Items listed in a dataset
────────────────────────────────────────

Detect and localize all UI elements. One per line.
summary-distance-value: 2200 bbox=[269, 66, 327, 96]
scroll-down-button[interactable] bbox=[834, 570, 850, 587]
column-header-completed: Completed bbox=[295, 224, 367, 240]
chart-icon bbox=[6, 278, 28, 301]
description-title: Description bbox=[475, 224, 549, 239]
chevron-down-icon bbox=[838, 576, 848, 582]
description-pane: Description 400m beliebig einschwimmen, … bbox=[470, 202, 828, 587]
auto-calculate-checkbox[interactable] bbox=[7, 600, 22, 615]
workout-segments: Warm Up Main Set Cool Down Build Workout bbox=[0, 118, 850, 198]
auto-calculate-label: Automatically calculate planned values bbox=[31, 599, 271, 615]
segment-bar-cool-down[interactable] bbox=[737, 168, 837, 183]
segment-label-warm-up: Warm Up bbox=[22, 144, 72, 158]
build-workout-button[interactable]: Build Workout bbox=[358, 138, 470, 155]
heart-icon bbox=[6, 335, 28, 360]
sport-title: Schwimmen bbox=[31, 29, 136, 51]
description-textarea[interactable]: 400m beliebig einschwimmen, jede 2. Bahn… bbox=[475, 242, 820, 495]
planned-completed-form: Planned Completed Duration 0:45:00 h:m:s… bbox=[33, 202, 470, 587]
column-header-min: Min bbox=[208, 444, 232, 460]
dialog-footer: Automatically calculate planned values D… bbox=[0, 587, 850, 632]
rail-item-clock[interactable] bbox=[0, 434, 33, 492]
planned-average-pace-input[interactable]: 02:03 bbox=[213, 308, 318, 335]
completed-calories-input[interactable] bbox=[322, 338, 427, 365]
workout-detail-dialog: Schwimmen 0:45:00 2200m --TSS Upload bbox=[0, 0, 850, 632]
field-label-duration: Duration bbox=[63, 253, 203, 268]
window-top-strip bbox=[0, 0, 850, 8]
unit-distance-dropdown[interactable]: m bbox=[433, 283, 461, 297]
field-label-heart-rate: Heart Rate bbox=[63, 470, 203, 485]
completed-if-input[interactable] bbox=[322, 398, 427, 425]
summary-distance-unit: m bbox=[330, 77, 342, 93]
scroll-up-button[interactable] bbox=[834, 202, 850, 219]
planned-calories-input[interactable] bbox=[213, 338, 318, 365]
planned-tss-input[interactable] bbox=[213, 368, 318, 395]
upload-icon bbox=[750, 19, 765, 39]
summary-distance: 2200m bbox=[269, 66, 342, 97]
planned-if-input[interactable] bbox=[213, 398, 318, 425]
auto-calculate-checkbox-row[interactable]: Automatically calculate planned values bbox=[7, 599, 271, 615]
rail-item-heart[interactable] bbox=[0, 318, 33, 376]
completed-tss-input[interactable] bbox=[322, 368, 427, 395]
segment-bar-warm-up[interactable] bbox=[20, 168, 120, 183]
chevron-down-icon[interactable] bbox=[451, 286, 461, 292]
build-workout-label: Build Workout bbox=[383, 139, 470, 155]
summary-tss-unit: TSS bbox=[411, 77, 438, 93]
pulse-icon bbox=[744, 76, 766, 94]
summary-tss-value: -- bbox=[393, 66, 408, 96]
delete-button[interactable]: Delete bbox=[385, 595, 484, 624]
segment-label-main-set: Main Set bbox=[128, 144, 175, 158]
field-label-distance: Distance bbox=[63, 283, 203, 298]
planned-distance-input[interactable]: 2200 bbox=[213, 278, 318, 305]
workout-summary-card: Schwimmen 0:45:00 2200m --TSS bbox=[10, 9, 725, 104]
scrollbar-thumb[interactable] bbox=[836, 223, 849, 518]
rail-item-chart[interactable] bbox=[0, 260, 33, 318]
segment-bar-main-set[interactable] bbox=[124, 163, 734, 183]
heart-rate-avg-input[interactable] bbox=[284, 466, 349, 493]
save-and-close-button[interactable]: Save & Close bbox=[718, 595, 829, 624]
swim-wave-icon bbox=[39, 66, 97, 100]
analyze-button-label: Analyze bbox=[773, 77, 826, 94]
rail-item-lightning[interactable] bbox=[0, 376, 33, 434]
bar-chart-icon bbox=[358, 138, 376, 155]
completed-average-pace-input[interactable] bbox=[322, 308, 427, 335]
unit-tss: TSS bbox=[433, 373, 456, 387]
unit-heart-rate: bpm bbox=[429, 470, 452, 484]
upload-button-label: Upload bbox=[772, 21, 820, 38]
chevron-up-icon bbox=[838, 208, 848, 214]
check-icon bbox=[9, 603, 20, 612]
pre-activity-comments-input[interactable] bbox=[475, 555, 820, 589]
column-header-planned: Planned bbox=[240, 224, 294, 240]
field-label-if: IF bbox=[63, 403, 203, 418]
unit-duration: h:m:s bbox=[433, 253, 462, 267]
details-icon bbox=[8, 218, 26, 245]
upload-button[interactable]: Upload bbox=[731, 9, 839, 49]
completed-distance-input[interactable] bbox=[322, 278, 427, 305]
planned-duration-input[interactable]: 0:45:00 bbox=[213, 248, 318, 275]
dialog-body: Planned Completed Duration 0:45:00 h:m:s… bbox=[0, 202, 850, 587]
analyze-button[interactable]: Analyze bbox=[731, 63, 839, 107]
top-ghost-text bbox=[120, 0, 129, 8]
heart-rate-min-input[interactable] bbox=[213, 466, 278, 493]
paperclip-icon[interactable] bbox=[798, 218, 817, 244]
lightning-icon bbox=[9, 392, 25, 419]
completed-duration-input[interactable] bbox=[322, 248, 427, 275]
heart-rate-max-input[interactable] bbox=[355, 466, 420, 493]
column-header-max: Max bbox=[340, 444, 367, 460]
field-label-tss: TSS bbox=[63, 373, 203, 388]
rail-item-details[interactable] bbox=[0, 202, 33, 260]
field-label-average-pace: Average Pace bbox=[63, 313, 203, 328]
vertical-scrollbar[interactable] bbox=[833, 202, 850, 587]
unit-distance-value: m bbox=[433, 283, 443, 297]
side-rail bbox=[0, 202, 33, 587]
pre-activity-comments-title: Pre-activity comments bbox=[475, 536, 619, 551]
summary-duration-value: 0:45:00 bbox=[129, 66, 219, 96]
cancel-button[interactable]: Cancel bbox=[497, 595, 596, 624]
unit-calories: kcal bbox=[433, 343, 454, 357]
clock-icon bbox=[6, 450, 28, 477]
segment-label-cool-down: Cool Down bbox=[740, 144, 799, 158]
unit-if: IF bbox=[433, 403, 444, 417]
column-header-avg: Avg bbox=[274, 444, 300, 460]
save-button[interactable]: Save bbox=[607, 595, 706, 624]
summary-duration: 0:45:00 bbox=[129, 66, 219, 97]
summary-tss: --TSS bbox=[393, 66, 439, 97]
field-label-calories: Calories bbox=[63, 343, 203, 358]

────────────────────────────────────────

Rewrite these lines as a numbered list, omitting any blank lines, and cover every one of the records.

Exercise solution:
1. Detect and localize all UI elements. One per line.
2. summary-distance-value: 2200 bbox=[269, 66, 327, 96]
3. scroll-down-button[interactable] bbox=[834, 570, 850, 587]
4. column-header-completed: Completed bbox=[295, 224, 367, 240]
5. chart-icon bbox=[6, 278, 28, 301]
6. description-title: Description bbox=[475, 224, 549, 239]
7. chevron-down-icon bbox=[838, 576, 848, 582]
8. description-pane: Description 400m beliebig einschwimmen, … bbox=[470, 202, 828, 587]
9. auto-calculate-checkbox[interactable] bbox=[7, 600, 22, 615]
10. workout-segments: Warm Up Main Set Cool Down Build Workout bbox=[0, 118, 850, 198]
11. auto-calculate-label: Automatically calculate planned values bbox=[31, 599, 271, 615]
12. segment-bar-cool-down[interactable] bbox=[737, 168, 837, 183]
13. segment-label-warm-up: Warm Up bbox=[22, 144, 72, 158]
14. build-workout-button[interactable]: Build Workout bbox=[358, 138, 470, 155]
15. heart-icon bbox=[6, 335, 28, 360]
16. sport-title: Schwimmen bbox=[31, 29, 136, 51]
17. description-textarea[interactable]: 400m beliebig einschwimmen, jede 2. Bahn… bbox=[475, 242, 820, 495]
18. planned-completed-form: Planned Completed Duration 0:45:00 h:m:s… bbox=[33, 202, 470, 587]
19. column-header-min: Min bbox=[208, 444, 232, 460]
20. dialog-footer: Automatically calculate planned values D… bbox=[0, 587, 850, 632]
21. rail-item-clock[interactable] bbox=[0, 434, 33, 492]
22. planned-average-pace-input[interactable]: 02:03 bbox=[213, 308, 318, 335]
23. completed-calories-input[interactable] bbox=[322, 338, 427, 365]
24. workout-detail-dialog: Schwimmen 0:45:00 2200m --TSS Upload bbox=[0, 0, 850, 632]
25. field-label-duration: Duration bbox=[63, 253, 203, 268]
26. window-top-strip bbox=[0, 0, 850, 8]
27. unit-distance-dropdown[interactable]: m bbox=[433, 283, 461, 297]
28. field-label-heart-rate: Heart Rate bbox=[63, 470, 203, 485]
29. completed-if-input[interactable] bbox=[322, 398, 427, 425]
30. summary-distance-unit: m bbox=[330, 77, 342, 93]
31. scroll-up-button[interactable] bbox=[834, 202, 850, 219]
32. planned-calories-input[interactable] bbox=[213, 338, 318, 365]
33. planned-tss-input[interactable] bbox=[213, 368, 318, 395]
34. upload-icon bbox=[750, 19, 765, 39]
35. summary-distance: 2200m bbox=[269, 66, 342, 97]
36. planned-if-input[interactable] bbox=[213, 398, 318, 425]
37. auto-calculate-checkbox-row[interactable]: Automatically calculate planned values bbox=[7, 599, 271, 615]
38. rail-item-heart[interactable] bbox=[0, 318, 33, 376]
39. completed-tss-input[interactable] bbox=[322, 368, 427, 395]
40. segment-bar-warm-up[interactable] bbox=[20, 168, 120, 183]
41. chevron-down-icon[interactable] bbox=[451, 286, 461, 292]
42. build-workout-label: Build Workout bbox=[383, 139, 470, 155]
43. summary-tss-unit: TSS bbox=[411, 77, 438, 93]
44. pulse-icon bbox=[744, 76, 766, 94]
45. summary-tss-value: -- bbox=[393, 66, 408, 96]
46. delete-button[interactable]: Delete bbox=[385, 595, 484, 624]
47. segment-label-main-set: Main Set bbox=[128, 144, 175, 158]
48. field-label-distance: Distance bbox=[63, 283, 203, 298]
49. planned-distance-input[interactable]: 2200 bbox=[213, 278, 318, 305]
50. workout-summary-card: Schwimmen 0:45:00 2200m --TSS bbox=[10, 9, 725, 104]
51. scrollbar-thumb[interactable] bbox=[836, 223, 849, 518]
52. rail-item-chart[interactable] bbox=[0, 260, 33, 318]
53. segment-bar-main-set[interactable] bbox=[124, 163, 734, 183]
54. heart-rate-avg-input[interactable] bbox=[284, 466, 349, 493]
55. save-and-close-button[interactable]: Save & Close bbox=[718, 595, 829, 624]
56. swim-wave-icon bbox=[39, 66, 97, 100]
57. analyze-button-label: Analyze bbox=[773, 77, 826, 94]
58. rail-item-lightning[interactable] bbox=[0, 376, 33, 434]
59. bar-chart-icon bbox=[358, 138, 376, 155]
60. completed-average-pace-input[interactable] bbox=[322, 308, 427, 335]
61. unit-tss: TSS bbox=[433, 373, 456, 387]
62. unit-heart-rate: bpm bbox=[429, 470, 452, 484]
63. upload-button-label: Upload bbox=[772, 21, 820, 38]
64. chevron-up-icon bbox=[838, 208, 848, 214]
65. check-icon bbox=[9, 603, 20, 612]
66. pre-activity-comments-input[interactable] bbox=[475, 555, 820, 589]
67. column-header-planned: Planned bbox=[240, 224, 294, 240]
68. field-label-if: IF bbox=[63, 403, 203, 418]
69. unit-duration: h:m:s bbox=[433, 253, 462, 267]
70. details-icon bbox=[8, 218, 26, 245]
71. upload-button[interactable]: Upload bbox=[731, 9, 839, 49]
72. completed-distance-input[interactable] bbox=[322, 278, 427, 305]
73. planned-duration-input[interactable]: 0:45:00 bbox=[213, 248, 318, 275]
74. dialog-body: Planned Completed Duration 0:45:00 h:m:s… bbox=[0, 202, 850, 587]
75. analyze-button[interactable]: Analyze bbox=[731, 63, 839, 107]
76. top-ghost-text bbox=[120, 0, 129, 8]
77. heart-rate-min-input[interactable] bbox=[213, 466, 278, 493]
78. paperclip-icon[interactable] bbox=[798, 218, 817, 244]
79. lightning-icon bbox=[9, 392, 25, 419]
80. completed-duration-input[interactable] bbox=[322, 248, 427, 275]
81. heart-rate-max-input[interactable] bbox=[355, 466, 420, 493]
82. column-header-max: Max bbox=[340, 444, 367, 460]
83. field-label-tss: TSS bbox=[63, 373, 203, 388]
84. rail-item-details[interactable] bbox=[0, 202, 33, 260]
85. field-label-average-pace: Average Pace bbox=[63, 313, 203, 328]
86. vertical-scrollbar[interactable] bbox=[833, 202, 850, 587]
87. unit-distance-value: m bbox=[433, 283, 443, 297]
88. side-rail bbox=[0, 202, 33, 587]
89. pre-activity-comments-title: Pre-activity comments bbox=[475, 536, 619, 551]
90. summary-duration-value: 0:45:00 bbox=[129, 66, 219, 96]
91. cancel-button[interactable]: Cancel bbox=[497, 595, 596, 624]
92. unit-calories: kcal bbox=[433, 343, 454, 357]
93. clock-icon bbox=[6, 450, 28, 477]
94. segment-label-cool-down: Cool Down bbox=[740, 144, 799, 158]
95. unit-if: IF bbox=[433, 403, 444, 417]
96. column-header-avg: Avg bbox=[274, 444, 300, 460]
97. save-button[interactable]: Save bbox=[607, 595, 706, 624]
98. summary-duration: 0:45:00 bbox=[129, 66, 219, 97]
99. summary-tss: --TSS bbox=[393, 66, 439, 97]
100. field-label-calories: Calories bbox=[63, 343, 203, 358]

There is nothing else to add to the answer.